*EXERCISE DATA:*

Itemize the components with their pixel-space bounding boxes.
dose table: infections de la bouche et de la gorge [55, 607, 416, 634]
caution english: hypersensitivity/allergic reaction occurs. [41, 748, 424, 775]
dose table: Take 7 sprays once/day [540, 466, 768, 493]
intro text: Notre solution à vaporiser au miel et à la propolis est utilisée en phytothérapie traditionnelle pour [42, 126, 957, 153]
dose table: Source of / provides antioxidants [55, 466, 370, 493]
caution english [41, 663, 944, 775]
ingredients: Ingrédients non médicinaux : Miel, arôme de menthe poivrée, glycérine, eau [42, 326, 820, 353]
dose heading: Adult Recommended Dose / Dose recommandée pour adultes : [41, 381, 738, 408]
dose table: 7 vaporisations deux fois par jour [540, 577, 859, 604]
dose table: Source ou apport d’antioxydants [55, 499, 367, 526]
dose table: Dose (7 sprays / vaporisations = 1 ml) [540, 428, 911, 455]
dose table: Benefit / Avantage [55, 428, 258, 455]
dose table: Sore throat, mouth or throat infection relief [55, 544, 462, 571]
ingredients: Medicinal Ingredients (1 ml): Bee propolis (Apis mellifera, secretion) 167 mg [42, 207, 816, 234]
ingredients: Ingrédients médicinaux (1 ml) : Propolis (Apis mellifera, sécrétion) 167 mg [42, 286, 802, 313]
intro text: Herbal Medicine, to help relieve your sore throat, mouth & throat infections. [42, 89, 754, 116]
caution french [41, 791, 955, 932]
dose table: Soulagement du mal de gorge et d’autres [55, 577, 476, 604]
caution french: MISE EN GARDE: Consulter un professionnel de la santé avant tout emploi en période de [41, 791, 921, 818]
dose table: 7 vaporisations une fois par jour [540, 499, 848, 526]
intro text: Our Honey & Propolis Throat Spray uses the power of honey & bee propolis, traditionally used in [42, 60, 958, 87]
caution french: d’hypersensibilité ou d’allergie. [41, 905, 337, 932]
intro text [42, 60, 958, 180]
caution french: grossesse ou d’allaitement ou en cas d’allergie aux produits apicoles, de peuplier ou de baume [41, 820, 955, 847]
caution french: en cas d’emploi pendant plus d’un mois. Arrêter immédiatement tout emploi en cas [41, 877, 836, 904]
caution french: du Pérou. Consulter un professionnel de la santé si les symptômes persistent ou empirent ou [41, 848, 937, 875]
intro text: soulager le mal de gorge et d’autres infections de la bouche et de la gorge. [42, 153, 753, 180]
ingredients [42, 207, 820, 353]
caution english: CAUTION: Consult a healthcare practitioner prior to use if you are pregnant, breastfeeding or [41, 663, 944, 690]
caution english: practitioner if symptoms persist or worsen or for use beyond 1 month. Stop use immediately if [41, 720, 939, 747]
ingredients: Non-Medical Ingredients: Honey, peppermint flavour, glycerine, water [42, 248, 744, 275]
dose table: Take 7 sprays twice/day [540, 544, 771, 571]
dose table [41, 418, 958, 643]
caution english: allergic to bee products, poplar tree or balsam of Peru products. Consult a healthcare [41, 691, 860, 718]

*WHAT TO PRODUCE:*
Rewrite the records starting at the first line and ending at the line containing "dose table: Take 7 sprays once/day", with "sprays" changed to "puffs" and all else unchanged.

*CORRECT RESPONSE:*
Itemize the components with their pixel-space bounding boxes.
dose table: infections de la bouche et de la gorge [55, 607, 416, 634]
caution english: hypersensitivity/allergic reaction occurs. [41, 748, 424, 775]
dose table: Take 7 puffs once/day [540, 466, 768, 493]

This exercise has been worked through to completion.